What to do → Show every line below that contains the string "locus", copying each such line in full.
────────────────────
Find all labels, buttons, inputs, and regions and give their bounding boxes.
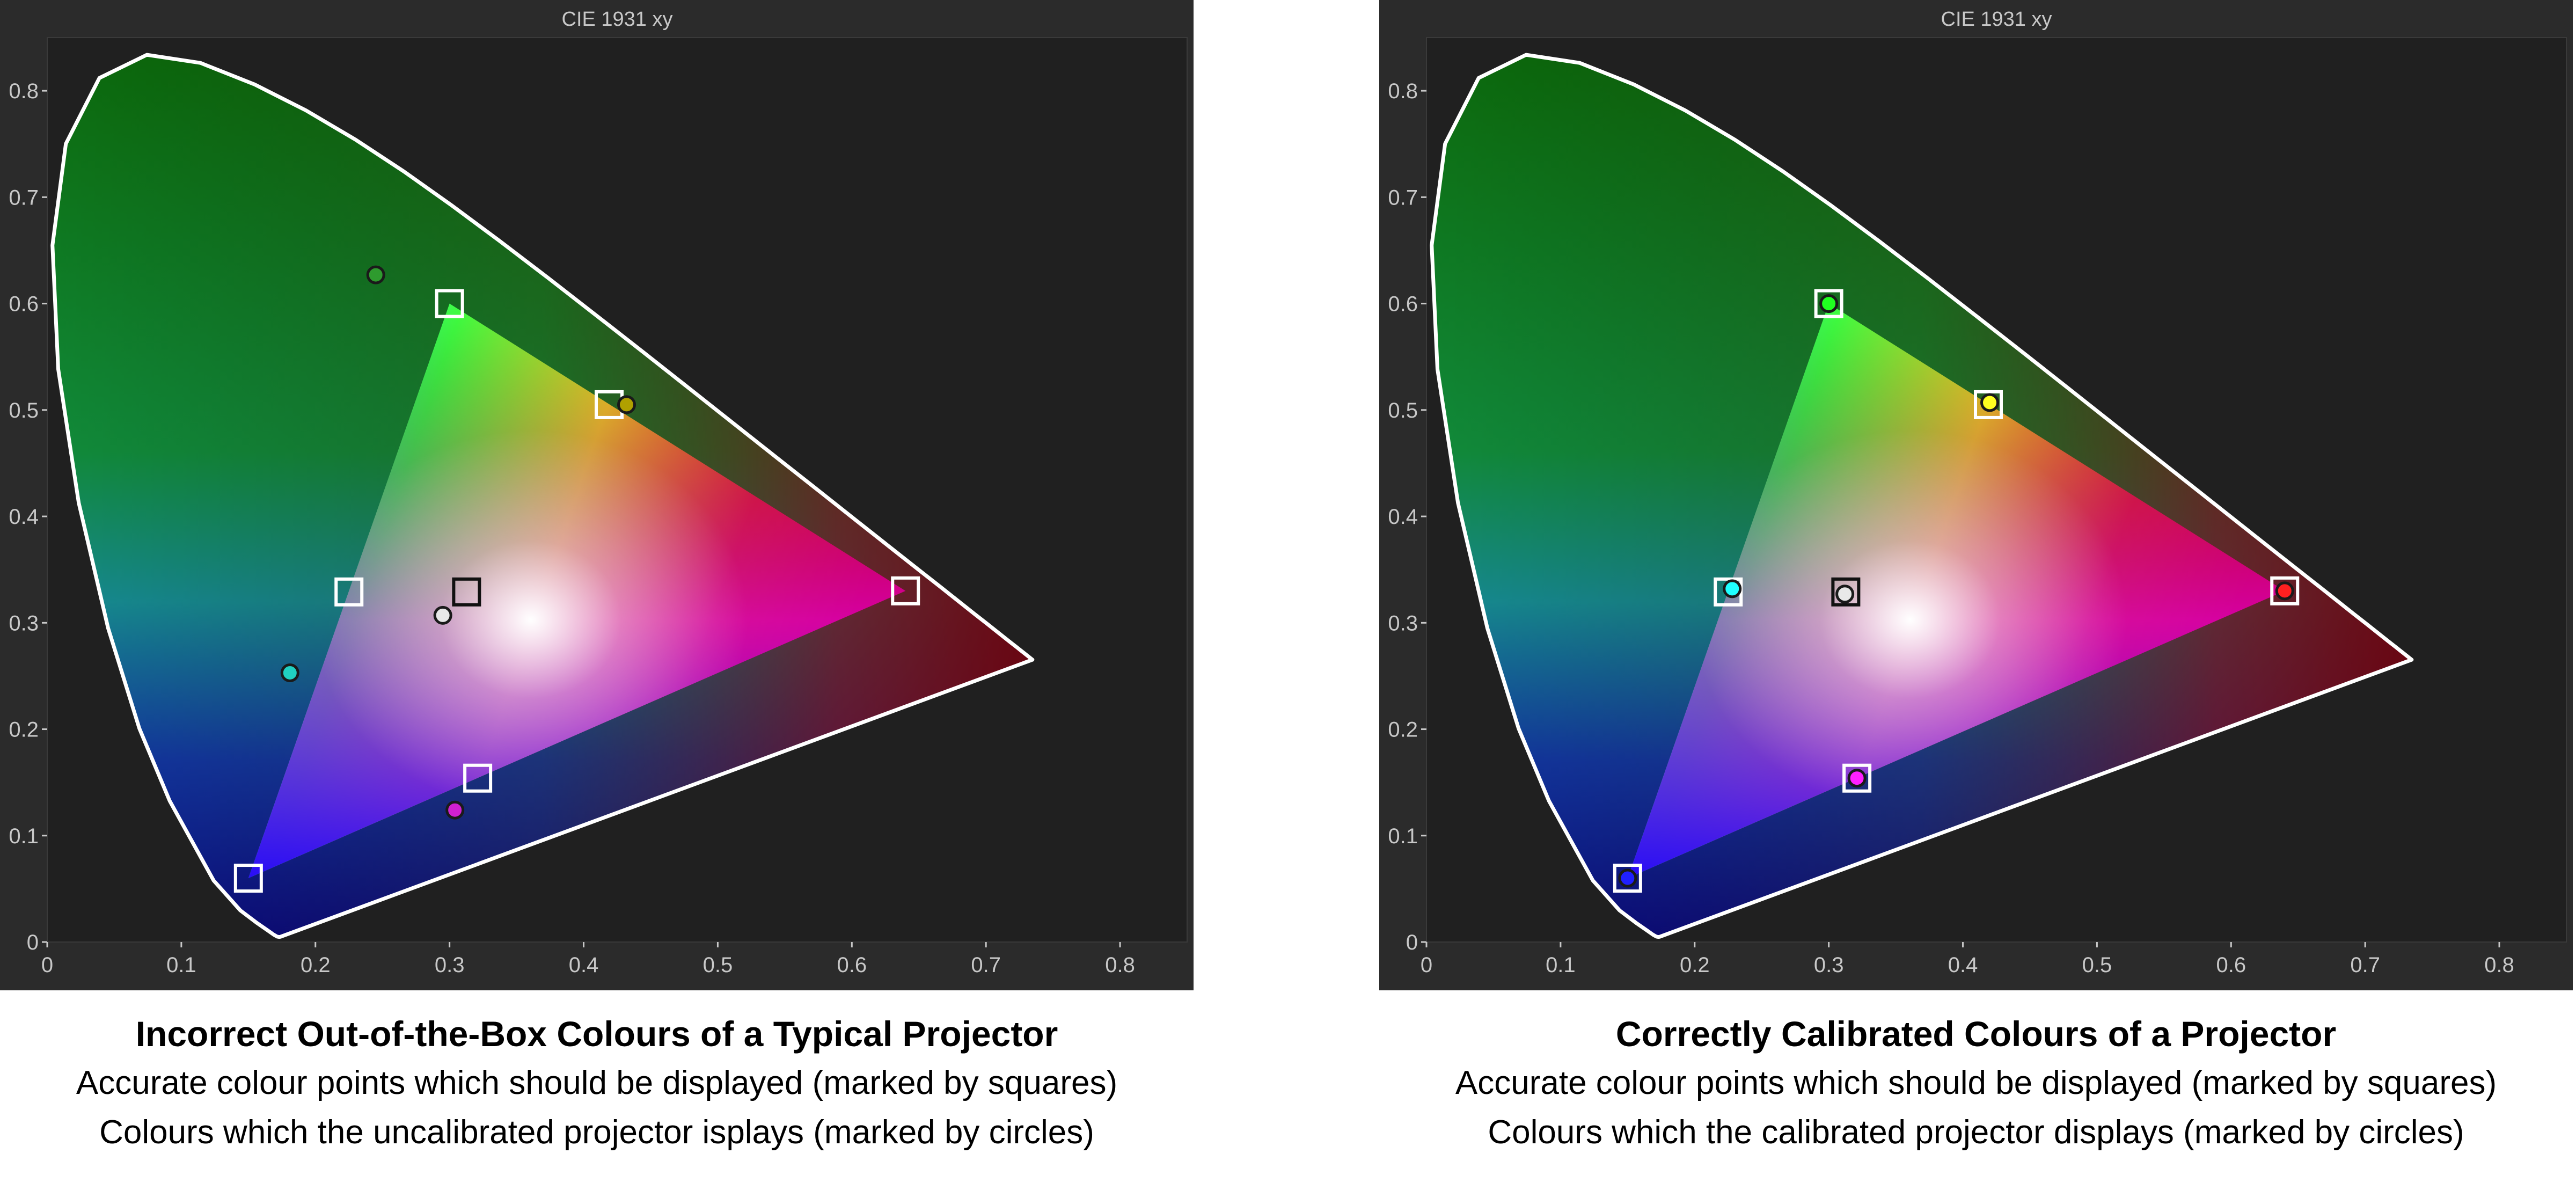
x-tick-label: 0.6 (837, 953, 867, 977)
measured-circle-marker (1847, 769, 1867, 788)
x-tick-label: 0.1 (166, 953, 196, 977)
x-tick-label: 0.5 (703, 953, 733, 977)
measured-circle-marker (1723, 579, 1742, 598)
chart-title: CIE 1931 xy (1941, 8, 2052, 31)
x-tick-label: 0.4 (569, 953, 599, 977)
gamut-triangle-white (248, 303, 906, 879)
gamut-triangle-white (1627, 303, 2285, 879)
caption-title: Correctly Calibrated Colours of a Projec… (1615, 1014, 2337, 1054)
target-square-marker (1613, 864, 1642, 893)
target-square-marker (1831, 577, 1861, 607)
measured-circle-marker (1835, 585, 1855, 604)
y-tick-label: 0.2 (1388, 718, 1418, 742)
y-tick-label: 0.4 (9, 505, 39, 529)
target-square-marker (435, 289, 464, 318)
y-tick-label: 0 (1406, 931, 1418, 954)
x-tick-label: 0.8 (1105, 953, 1135, 977)
y-tick-label: 0.3 (1388, 611, 1418, 635)
target-square-marker (1974, 390, 2003, 419)
x-tick-label: 0.4 (1948, 953, 1978, 977)
x-tick-label: 0 (1421, 953, 1432, 977)
y-tick-label: 0.1 (1388, 824, 1418, 848)
target-square-marker (1814, 289, 1843, 318)
caption-title: Incorrect Out-of-the-Box Colours of a Ty… (135, 1014, 1058, 1054)
chart-panel-uncalibrated: CIE 1931 xy 0 0.1 0.2 0.3 0.4 0.5 0.6 0.7 0.8 0 0.1… (0, 0, 1194, 1190)
target-square-marker (463, 763, 493, 793)
target-square-marker (334, 577, 364, 607)
measured-circle-marker (1819, 294, 1839, 313)
y-tick-label: 0.2 (9, 718, 39, 742)
x-tick-label: 0.2 (301, 953, 331, 977)
x-tick-label: 0.5 (2082, 953, 2112, 977)
y-tick-label: 0.8 (1388, 79, 1418, 103)
y-tick-label: 0 (27, 931, 39, 954)
chart-title: CIE 1931 xy (562, 8, 673, 31)
measured-circle-marker (366, 265, 385, 284)
caption-circles-note: Colours which the uncalibrated projector… (99, 1114, 1094, 1151)
y-tick-label: 0.8 (9, 79, 39, 103)
x-tick-label: 0.1 (1546, 953, 1576, 977)
y-tick-label: 0.3 (9, 611, 39, 635)
y-tick-label: 0.7 (1388, 186, 1418, 209)
y-tick-label: 0.1 (9, 824, 39, 848)
x-tick-label: 0.6 (2216, 953, 2246, 977)
measured-circle-marker (617, 395, 636, 414)
x-tick-label: 0.8 (2484, 953, 2514, 977)
caption-uncalibrated: Incorrect Out-of-the-Box Colours of a Ty… (0, 1009, 1194, 1157)
target-square-marker (452, 577, 481, 607)
x-tick-label: 0.7 (2350, 953, 2380, 977)
measured-circle-marker (2275, 581, 2294, 601)
target-square-marker (891, 576, 920, 605)
measured-circle-marker (433, 605, 452, 625)
x-tick-label: 0 (41, 953, 53, 977)
target-square-marker (2270, 576, 2300, 605)
measured-circle-marker (445, 800, 465, 820)
x-tick-label: 0.3 (435, 953, 465, 977)
target-square-marker (233, 864, 263, 893)
y-tick-label: 0.5 (9, 399, 39, 422)
x-tick-label: 0.2 (1680, 953, 1710, 977)
y-tick-label: 0.7 (9, 186, 39, 209)
target-square-marker (1842, 763, 1872, 793)
cie-chart-uncalibrated: CIE 1931 xy 0 0.1 0.2 0.3 0.4 0.5 0.6 0.7 0.8 0 0.1… (0, 0, 1194, 990)
target-square-marker (1714, 577, 1743, 607)
y-tick-label: 0.6 (9, 293, 39, 316)
x-tick-label: 0.3 (1814, 953, 1844, 977)
caption-calibrated: Correctly Calibrated Colours of a Projec… (1379, 1009, 2573, 1157)
spectral-locus-outline (1430, 53, 2414, 939)
cie-chart-calibrated: CIE 1931 xy 0 0.1 0.2 0.3 0.4 0.5 0.6 0.7 0.8 0 0.1… (1379, 0, 2573, 990)
measured-circle-marker (1980, 393, 2000, 412)
caption-circles-note: Colours which the calibrated projector d… (1488, 1114, 2464, 1151)
spectral-locus-outline (50, 53, 1035, 939)
measured-circle-marker (1618, 868, 1637, 888)
x-tick-label: 0.7 (971, 953, 1001, 977)
y-tick-label: 0.5 (1388, 399, 1418, 422)
chart-panel-calibrated: CIE 1931 xy 0 0.1 0.2 0.3 0.4 0.5 0.6 0.7 0.8 0 0.1… (1379, 0, 2573, 1190)
measured-circle-marker (280, 663, 299, 682)
y-tick-label: 0.6 (1388, 293, 1418, 316)
caption-squares-note: Accurate colour points which should be d… (76, 1064, 1118, 1101)
y-tick-label: 0.4 (1388, 505, 1418, 529)
caption-squares-note: Accurate colour points which should be d… (1455, 1064, 2497, 1101)
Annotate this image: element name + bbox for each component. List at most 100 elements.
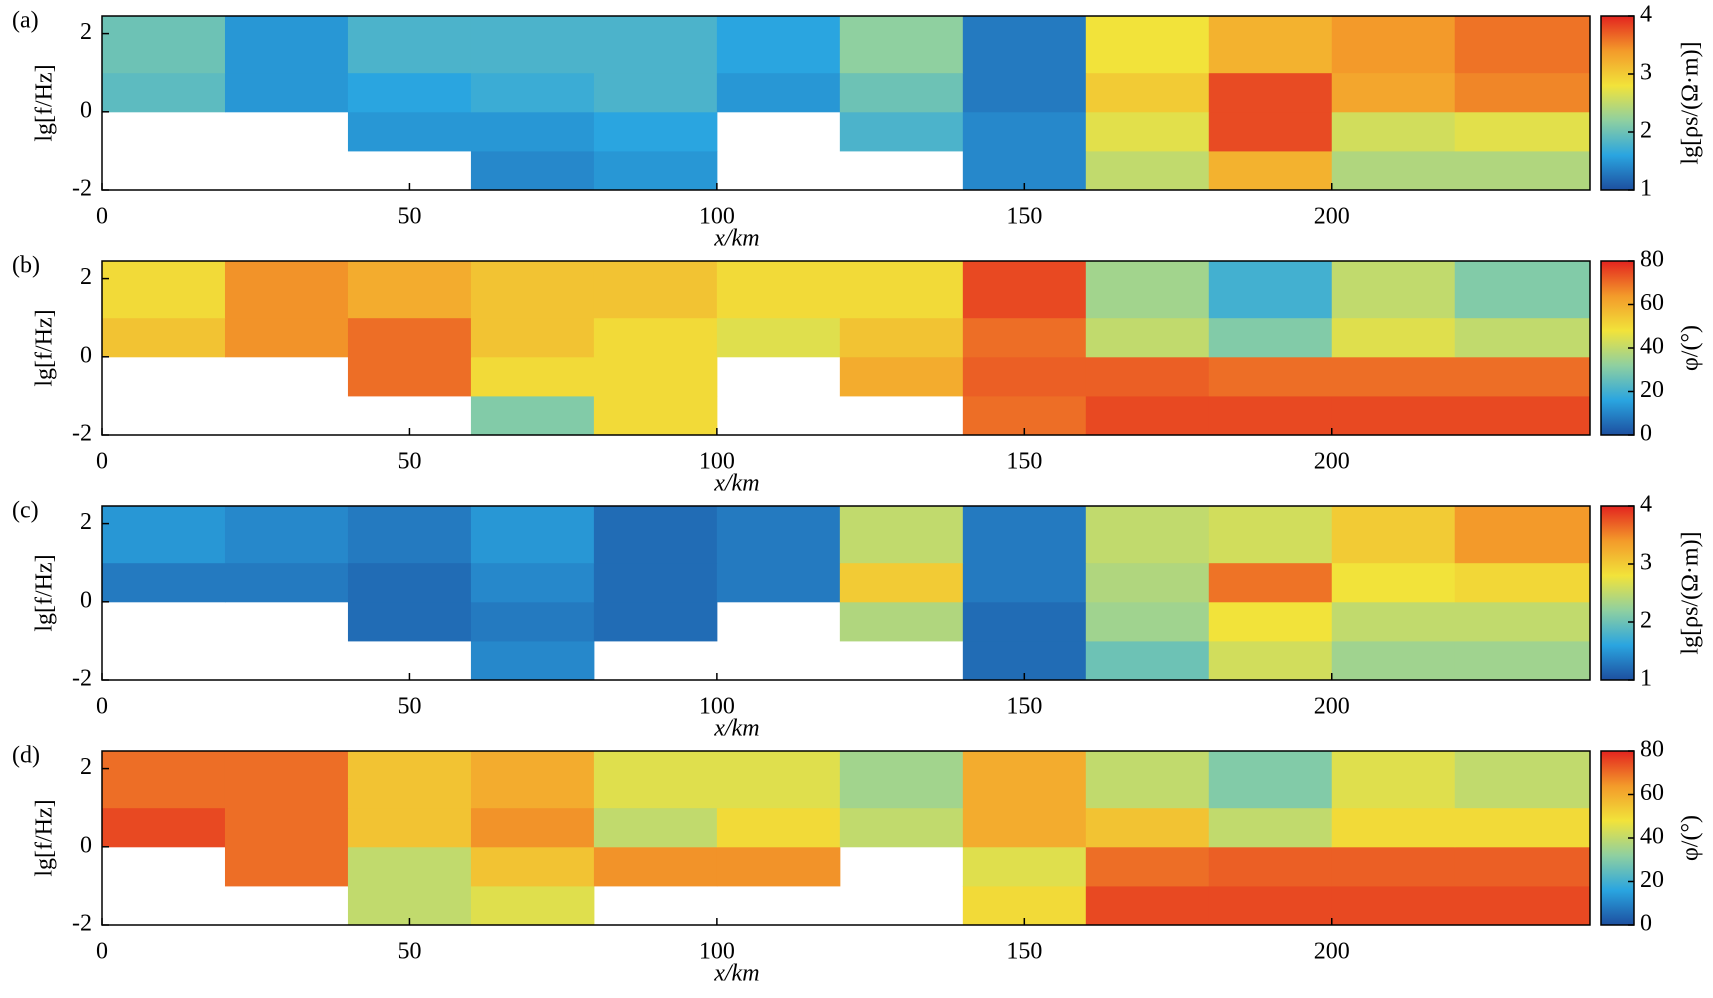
heatmap-cell bbox=[1454, 751, 1591, 809]
heatmap-cell bbox=[1331, 640, 1456, 681]
heatmap-cell bbox=[224, 317, 349, 358]
y-tick-label: -2 bbox=[72, 911, 92, 937]
heatmap-cell bbox=[1454, 885, 1591, 926]
x-tick-label: 50 bbox=[397, 939, 421, 965]
y-tick-label: -2 bbox=[72, 176, 92, 202]
heatmap-cell bbox=[102, 72, 226, 113]
y-axis-label: lg[f/Hz] bbox=[32, 554, 58, 631]
heatmap-cell bbox=[1331, 506, 1456, 564]
heatmap-cell bbox=[1085, 640, 1210, 681]
colorbar-tick-label: 60 bbox=[1640, 780, 1664, 806]
panel-label: (d) bbox=[12, 743, 40, 769]
heatmap-cell bbox=[102, 317, 226, 358]
colorbar-tick-label: 3 bbox=[1640, 550, 1652, 576]
heatmap-cell bbox=[1085, 317, 1210, 358]
heatmap-cell bbox=[839, 16, 964, 74]
heatmap-cell bbox=[962, 317, 1087, 358]
heatmap-cell bbox=[1454, 807, 1591, 848]
heatmap-cell bbox=[1208, 885, 1333, 926]
heatmap-cell bbox=[839, 317, 964, 358]
y-tick-label: 2 bbox=[80, 19, 92, 45]
heatmap-cell bbox=[1454, 640, 1591, 681]
heatmap-cell bbox=[593, 150, 718, 191]
heatmap-cell bbox=[593, 356, 718, 397]
panel-label: (a) bbox=[12, 8, 39, 34]
x-tick-label: 100 bbox=[699, 204, 735, 230]
x-tick-label: 100 bbox=[699, 449, 735, 475]
heatmap-cell bbox=[1331, 16, 1456, 74]
heatmap-cell bbox=[1208, 846, 1333, 887]
heatmap-cell bbox=[1208, 506, 1333, 564]
heatmap-cell bbox=[1454, 16, 1591, 74]
heatmap-cell bbox=[347, 111, 472, 152]
y-tick-label: 0 bbox=[80, 342, 92, 368]
y-tick-label: 2 bbox=[80, 754, 92, 780]
heatmap-cell bbox=[839, 506, 964, 564]
colorbar-label: φ/(°) bbox=[1678, 325, 1704, 371]
panel-label: (c) bbox=[12, 498, 39, 524]
heatmap-cell bbox=[470, 751, 595, 809]
x-tick-label: 150 bbox=[1006, 204, 1042, 230]
heatmap-cell bbox=[1331, 150, 1456, 191]
heatmap-cell bbox=[470, 562, 595, 603]
colorbar-tick-label: 80 bbox=[1640, 737, 1664, 763]
x-tick-label: 200 bbox=[1314, 939, 1350, 965]
heatmap-cell bbox=[224, 807, 349, 848]
x-tick-label: 200 bbox=[1314, 204, 1350, 230]
heatmap-cell bbox=[470, 506, 595, 564]
heatmap-cell bbox=[716, 751, 841, 809]
heatmap-cell bbox=[1085, 16, 1210, 74]
heatmap-cell bbox=[1331, 261, 1456, 319]
heatmap-cell bbox=[102, 562, 226, 603]
y-tick-label: 0 bbox=[80, 587, 92, 613]
x-tick-label: 0 bbox=[96, 204, 108, 230]
heatmap-cell bbox=[1454, 111, 1591, 152]
y-axis-label: lg[f/Hz] bbox=[32, 64, 58, 141]
heatmap-cell bbox=[1208, 395, 1333, 436]
colorbar-tick-label: 2 bbox=[1640, 608, 1652, 634]
heatmap-cell bbox=[1454, 356, 1591, 397]
heatmap-cell bbox=[593, 261, 718, 319]
heatmap-cell bbox=[470, 261, 595, 319]
heatmap-cell bbox=[1085, 395, 1210, 436]
heatmap-cell bbox=[716, 562, 841, 603]
heatmap-cell bbox=[470, 807, 595, 848]
x-axis-label: x/km bbox=[713, 716, 759, 742]
x-tick-label: 50 bbox=[397, 449, 421, 475]
heatmap-cell bbox=[962, 261, 1087, 319]
heatmap-cell bbox=[962, 562, 1087, 603]
heatmap-cell bbox=[1454, 72, 1591, 113]
heatmap-cell bbox=[347, 261, 472, 319]
heatmap-cell bbox=[839, 72, 964, 113]
heatmap-cell bbox=[1208, 72, 1333, 113]
x-axis-label: x/km bbox=[713, 471, 759, 497]
x-tick-label: 0 bbox=[96, 939, 108, 965]
heatmap-cell bbox=[224, 562, 349, 603]
heatmap-cell bbox=[347, 807, 472, 848]
heatmap-cell bbox=[962, 111, 1087, 152]
heatmap-cell bbox=[1085, 111, 1210, 152]
heatmap-cell bbox=[470, 111, 595, 152]
heatmap-cell bbox=[470, 885, 595, 926]
heatmap-cell bbox=[716, 317, 841, 358]
heatmap-cell bbox=[962, 72, 1087, 113]
heatmap-cell bbox=[1208, 261, 1333, 319]
heatmap-cell bbox=[347, 317, 472, 358]
heatmap-cell bbox=[470, 317, 595, 358]
colorbar-tick-label: 60 bbox=[1640, 290, 1664, 316]
heatmap-cell bbox=[1208, 317, 1333, 358]
heatmap-cell bbox=[962, 16, 1087, 74]
heatmap-cell bbox=[1085, 885, 1210, 926]
heatmap-cell bbox=[962, 356, 1087, 397]
heatmap-cell bbox=[593, 317, 718, 358]
x-tick-label: 100 bbox=[699, 939, 735, 965]
heatmap-cell bbox=[1331, 846, 1456, 887]
heatmap-cell bbox=[347, 846, 472, 887]
colorbar-label: lg[ρs/(Ω·m)] bbox=[1678, 531, 1704, 654]
x-tick-label: 50 bbox=[397, 694, 421, 720]
y-tick-label: 2 bbox=[80, 264, 92, 290]
colorbar-tick-label: 0 bbox=[1640, 421, 1652, 447]
heatmap-cell bbox=[1454, 261, 1591, 319]
x-tick-label: 200 bbox=[1314, 449, 1350, 475]
heatmap-cell bbox=[1454, 150, 1591, 191]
────────────────────
Response for this exercise →
spectral-locus-outline (1430, 53, 2414, 939)
spectral-locus-outline (50, 53, 1035, 939)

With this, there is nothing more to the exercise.